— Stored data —
>>>
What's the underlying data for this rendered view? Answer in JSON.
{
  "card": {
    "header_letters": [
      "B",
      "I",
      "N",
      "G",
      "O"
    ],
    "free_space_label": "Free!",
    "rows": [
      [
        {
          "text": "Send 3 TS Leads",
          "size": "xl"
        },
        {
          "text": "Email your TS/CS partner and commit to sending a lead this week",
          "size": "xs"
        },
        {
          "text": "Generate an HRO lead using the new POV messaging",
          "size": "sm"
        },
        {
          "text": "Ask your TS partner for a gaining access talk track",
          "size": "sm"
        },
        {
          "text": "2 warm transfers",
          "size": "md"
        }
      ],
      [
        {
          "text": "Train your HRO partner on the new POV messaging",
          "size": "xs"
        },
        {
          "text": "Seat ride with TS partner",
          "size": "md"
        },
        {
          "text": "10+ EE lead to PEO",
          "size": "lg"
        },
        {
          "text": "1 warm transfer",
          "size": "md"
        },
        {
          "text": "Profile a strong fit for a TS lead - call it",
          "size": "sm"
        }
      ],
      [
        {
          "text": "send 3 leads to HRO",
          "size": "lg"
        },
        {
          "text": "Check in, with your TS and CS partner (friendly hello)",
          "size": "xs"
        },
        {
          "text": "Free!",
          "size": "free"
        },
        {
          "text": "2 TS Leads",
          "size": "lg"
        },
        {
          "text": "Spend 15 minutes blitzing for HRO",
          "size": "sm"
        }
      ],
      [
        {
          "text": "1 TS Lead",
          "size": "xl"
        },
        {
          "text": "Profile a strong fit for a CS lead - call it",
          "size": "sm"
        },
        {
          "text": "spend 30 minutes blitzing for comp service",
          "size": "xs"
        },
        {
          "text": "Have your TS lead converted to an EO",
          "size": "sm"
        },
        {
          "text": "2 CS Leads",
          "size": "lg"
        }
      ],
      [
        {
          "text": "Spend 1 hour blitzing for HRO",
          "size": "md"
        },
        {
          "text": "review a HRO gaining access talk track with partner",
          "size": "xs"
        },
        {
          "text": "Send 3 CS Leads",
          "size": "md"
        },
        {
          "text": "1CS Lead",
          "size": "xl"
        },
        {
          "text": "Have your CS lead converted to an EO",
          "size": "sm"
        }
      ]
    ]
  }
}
<<<
— To do —
Everything in the listing above should be restated exactly.

— Exercise answer —
What's the underlying data for this rendered view? Answer in JSON.
{
  "card": {
    "header_letters": [
      "B",
      "I",
      "N",
      "G",
      "O"
    ],
    "free_space_label": "Free!",
    "rows": [
      [
        {
          "text": "Send 3 TS Leads",
          "size": "xl"
        },
        {
          "text": "Email your TS/CS partner and commit to sending a lead this week",
          "size": "xs"
        },
        {
          "text": "Generate an HRO lead using the new POV messaging",
          "size": "sm"
        },
        {
          "text": "Ask your TS partner for a gaining access talk track",
          "size": "sm"
        },
        {
          "text": "2 warm transfers",
          "size": "md"
        }
      ],
      [
        {
          "text": "Train your HRO partner on the new POV messaging",
          "size": "xs"
        },
        {
          "text": "Seat ride with TS partner",
          "size": "md"
        },
        {
          "text": "10+ EE lead to PEO",
          "size": "lg"
        },
        {
          "text": "1 warm transfer",
          "size": "md"
        },
        {
          "text": "Profile a strong fit for a TS lead - call it",
          "size": "sm"
        }
      ],
      [
        {
          "text": "send 3 leads to HRO",
          "size": "lg"
        },
        {
          "text": "Check in, with your TS and CS partner (friendly hello)",
          "size": "xs"
        },
        {
          "text": "Free!",
          "size": "free"
        },
        {
          "text": "2 TS Leads",
          "size": "lg"
        },
        {
          "text": "Spend 15 minutes blitzing for HRO",
          "size": "sm"
        }
      ],
      [
        {
          "text": "1 TS Lead",
          "size": "xl"
        },
        {
          "text": "Profile a strong fit for a CS lead - call it",
          "size": "sm"
        },
        {
          "text": "spend 30 minutes blitzing for comp service",
          "size": "xs"
        },
        {
          "text": "Have your TS lead converted to an EO",
          "size": "sm"
        },
        {
          "text": "2 CS Leads",
          "size": "lg"
        }
      ],
      [
        {
          "text": "Spend 1 hour blitzing for HRO",
          "size": "md"
        },
        {
          "text": "review a HRO gaining access talk track with partner",
          "size": "xs"
        },
        {
          "text": "Send 3 CS Leads",
          "size": "md"
        },
        {
          "text": "1CS Lead",
          "size": "xl"
        },
        {
          "text": "Have your CS lead converted to an EO",
          "size": "sm"
        }
      ]
    ]
  }
}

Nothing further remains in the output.